Given task: Filter this data down to the lines that hold "quien", and copy them.

┄┄┄┄┄┄

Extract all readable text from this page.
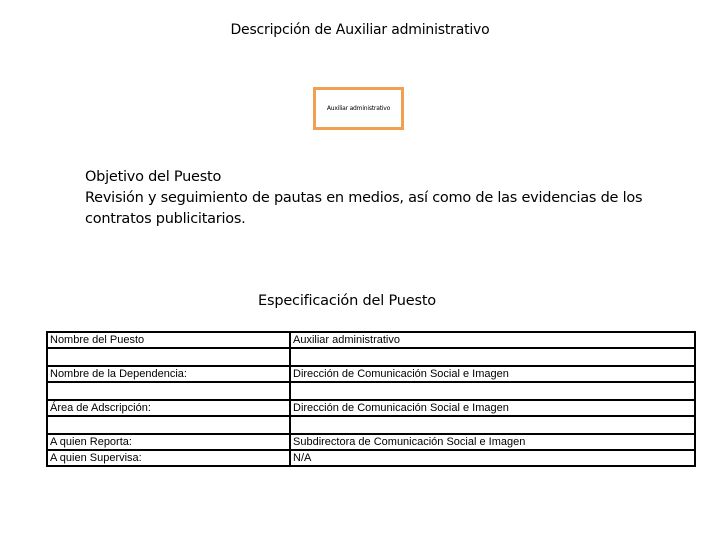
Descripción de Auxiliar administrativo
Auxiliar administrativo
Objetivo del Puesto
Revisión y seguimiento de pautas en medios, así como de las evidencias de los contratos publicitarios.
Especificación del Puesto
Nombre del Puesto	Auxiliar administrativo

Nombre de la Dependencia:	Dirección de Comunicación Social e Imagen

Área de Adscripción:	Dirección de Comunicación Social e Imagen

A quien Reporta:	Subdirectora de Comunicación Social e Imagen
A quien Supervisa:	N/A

┄┄┄┄┄┄

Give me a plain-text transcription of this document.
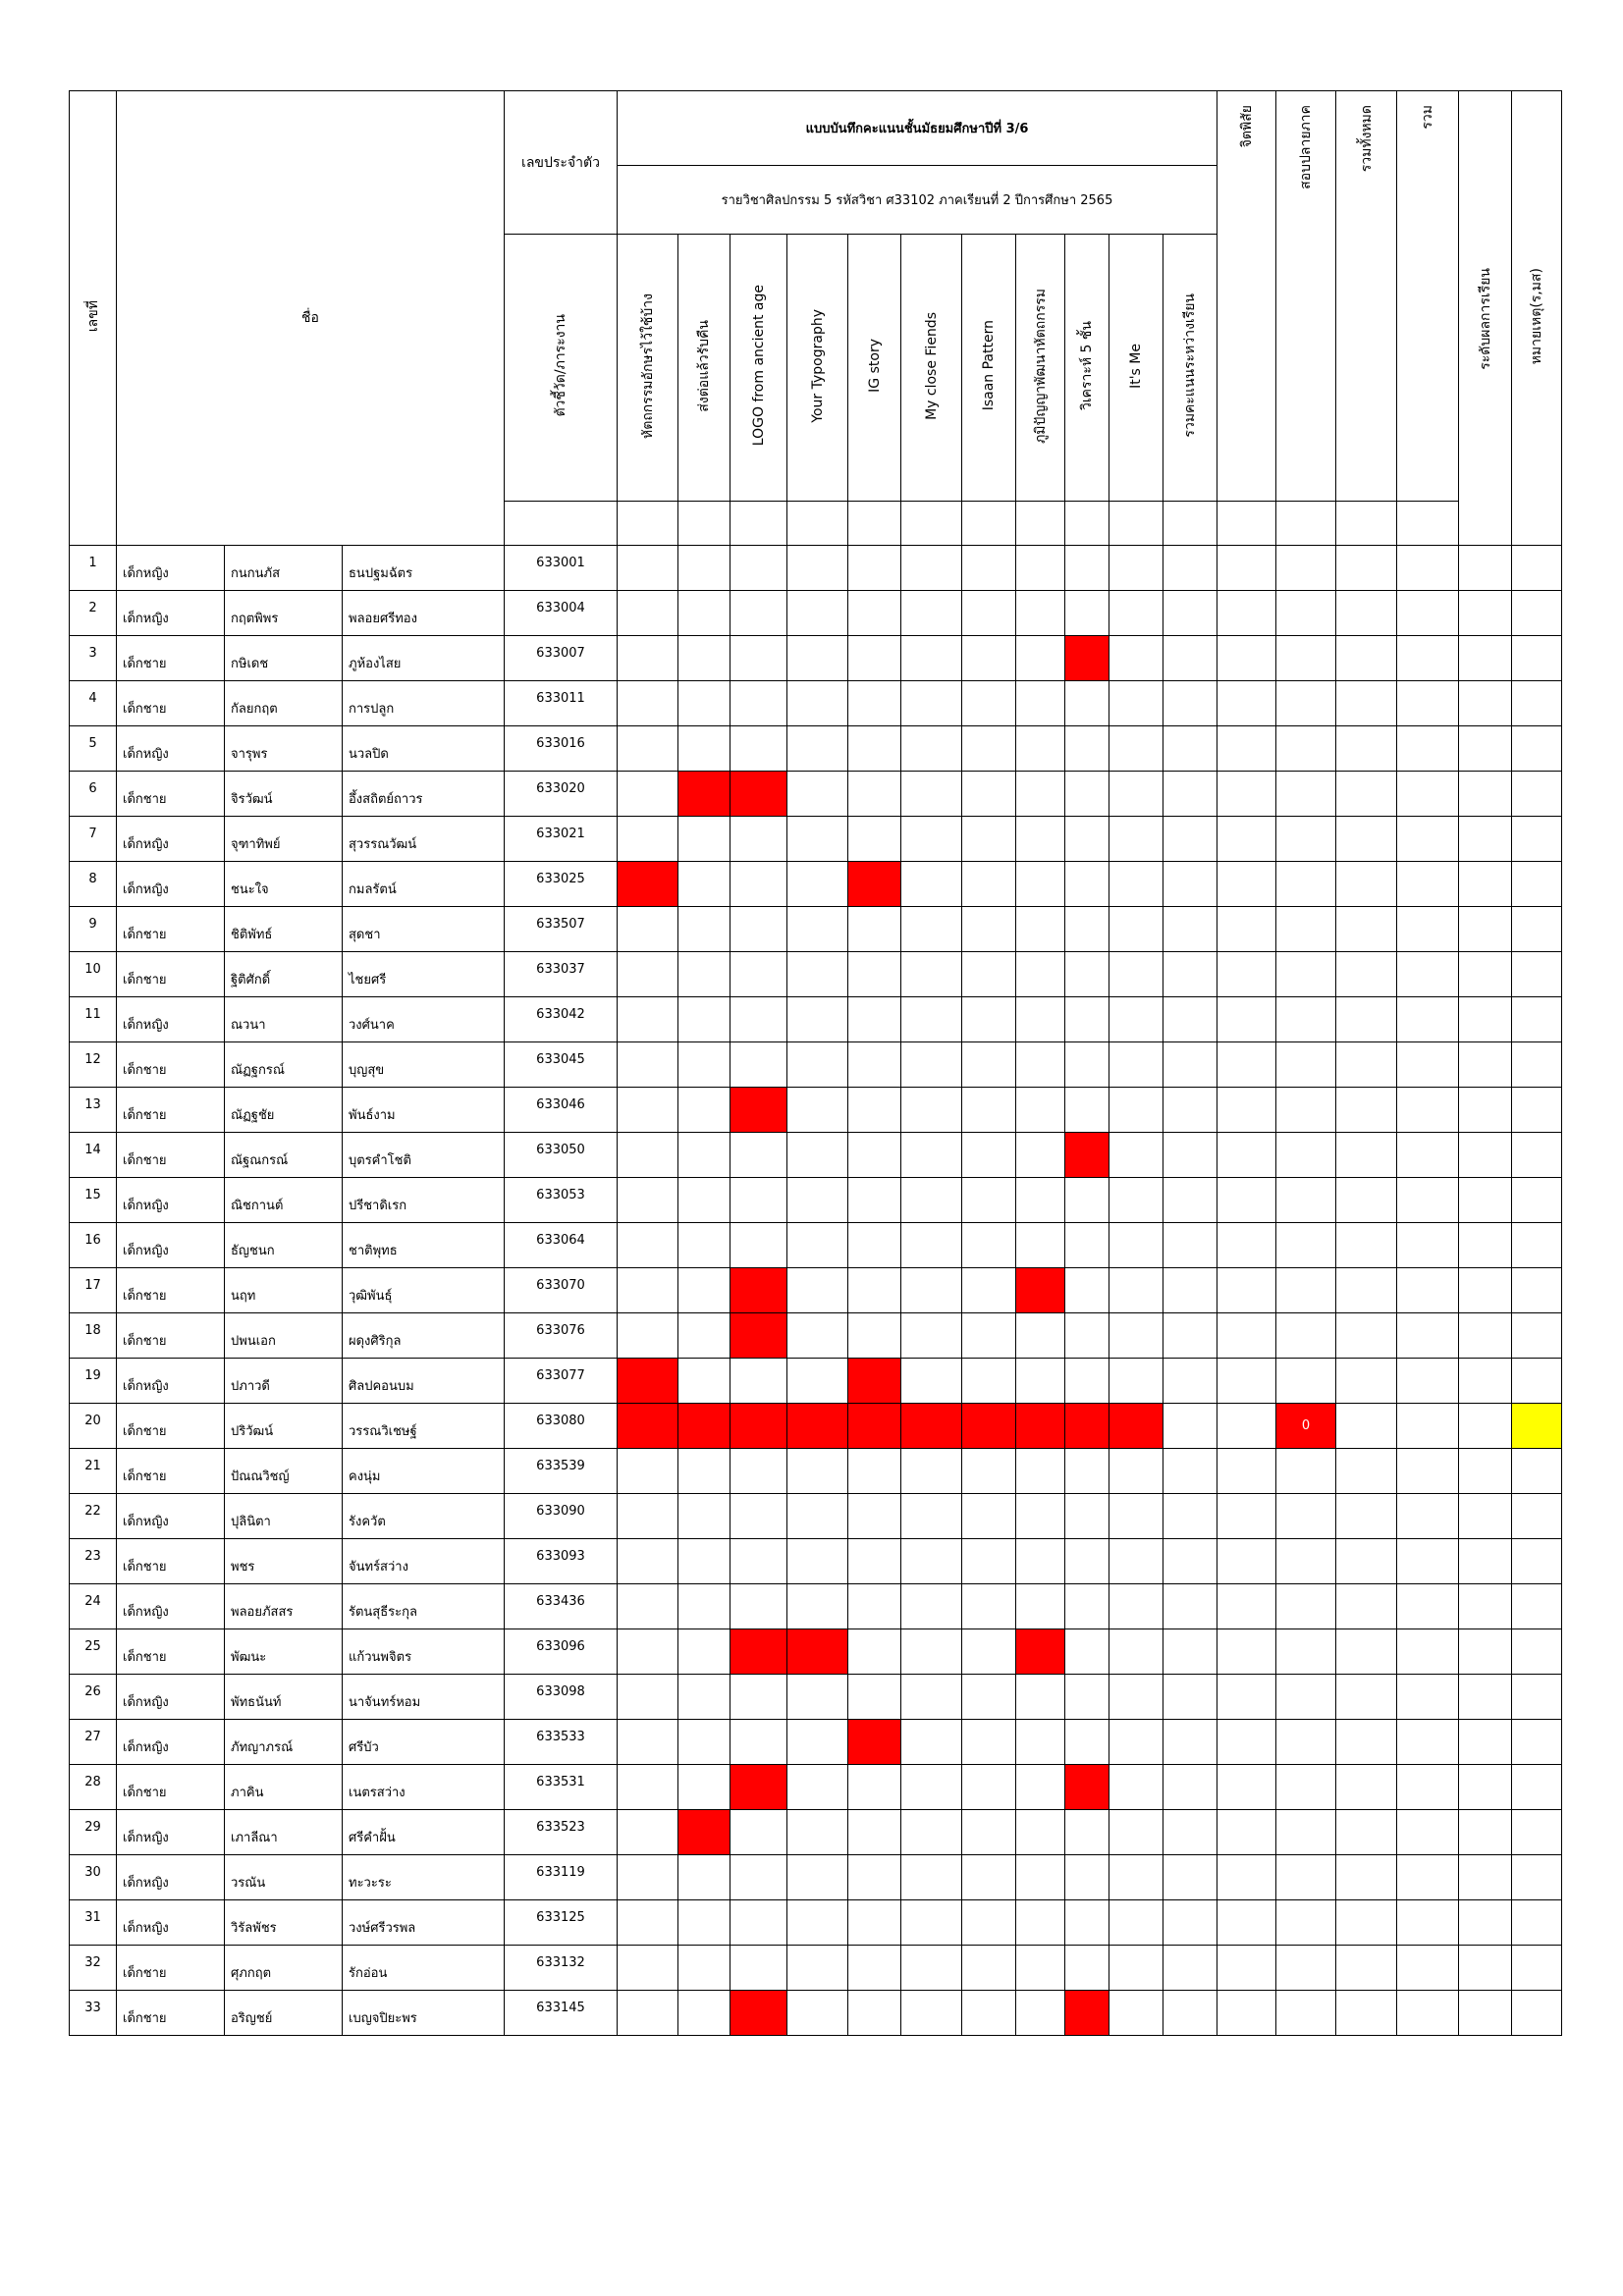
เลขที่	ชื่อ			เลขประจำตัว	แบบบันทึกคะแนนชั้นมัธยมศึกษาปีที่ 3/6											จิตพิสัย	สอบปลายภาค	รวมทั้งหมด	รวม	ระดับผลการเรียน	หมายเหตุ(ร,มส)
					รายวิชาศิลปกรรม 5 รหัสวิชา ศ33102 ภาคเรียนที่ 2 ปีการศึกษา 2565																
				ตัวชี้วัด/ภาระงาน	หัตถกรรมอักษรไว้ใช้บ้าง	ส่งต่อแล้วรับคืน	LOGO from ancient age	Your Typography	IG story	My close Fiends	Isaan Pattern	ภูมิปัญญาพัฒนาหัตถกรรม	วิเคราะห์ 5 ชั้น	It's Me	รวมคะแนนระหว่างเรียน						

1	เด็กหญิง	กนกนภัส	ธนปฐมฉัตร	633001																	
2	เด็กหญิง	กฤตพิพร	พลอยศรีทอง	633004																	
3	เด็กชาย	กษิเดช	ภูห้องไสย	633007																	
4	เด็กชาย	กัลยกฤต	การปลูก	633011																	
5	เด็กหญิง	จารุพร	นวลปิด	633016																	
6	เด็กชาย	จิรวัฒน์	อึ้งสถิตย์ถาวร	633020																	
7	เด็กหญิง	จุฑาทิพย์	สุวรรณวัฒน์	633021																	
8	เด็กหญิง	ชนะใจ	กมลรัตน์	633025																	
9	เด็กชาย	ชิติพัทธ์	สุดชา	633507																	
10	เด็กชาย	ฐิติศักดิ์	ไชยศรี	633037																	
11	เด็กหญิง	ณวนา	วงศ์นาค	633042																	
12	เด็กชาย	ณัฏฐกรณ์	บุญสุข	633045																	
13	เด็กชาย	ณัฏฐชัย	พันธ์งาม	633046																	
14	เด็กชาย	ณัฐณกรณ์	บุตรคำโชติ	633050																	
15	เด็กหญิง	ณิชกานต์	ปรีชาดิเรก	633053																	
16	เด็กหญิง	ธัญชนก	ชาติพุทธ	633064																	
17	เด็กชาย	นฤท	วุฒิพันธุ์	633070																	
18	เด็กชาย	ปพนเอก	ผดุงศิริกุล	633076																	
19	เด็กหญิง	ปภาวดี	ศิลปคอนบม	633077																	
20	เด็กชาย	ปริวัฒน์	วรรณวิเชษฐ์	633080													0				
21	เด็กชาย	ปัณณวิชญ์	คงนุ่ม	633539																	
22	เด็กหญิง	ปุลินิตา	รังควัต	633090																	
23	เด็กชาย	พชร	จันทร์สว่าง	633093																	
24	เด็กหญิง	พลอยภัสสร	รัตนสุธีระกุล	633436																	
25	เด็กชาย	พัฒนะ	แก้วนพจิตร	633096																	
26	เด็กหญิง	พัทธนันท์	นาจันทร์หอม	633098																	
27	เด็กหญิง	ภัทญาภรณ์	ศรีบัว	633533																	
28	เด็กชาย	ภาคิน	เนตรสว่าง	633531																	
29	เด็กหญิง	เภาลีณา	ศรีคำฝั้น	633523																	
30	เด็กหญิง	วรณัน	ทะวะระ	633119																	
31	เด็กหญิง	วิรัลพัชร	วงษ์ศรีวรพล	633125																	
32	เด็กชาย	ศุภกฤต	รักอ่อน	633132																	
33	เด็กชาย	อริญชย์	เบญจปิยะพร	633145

┄┄┄┄┄┄

Result:
A quien Reporta:	Subdirectora de Comunicación Social e Imagen
A quien Supervisa:	N/A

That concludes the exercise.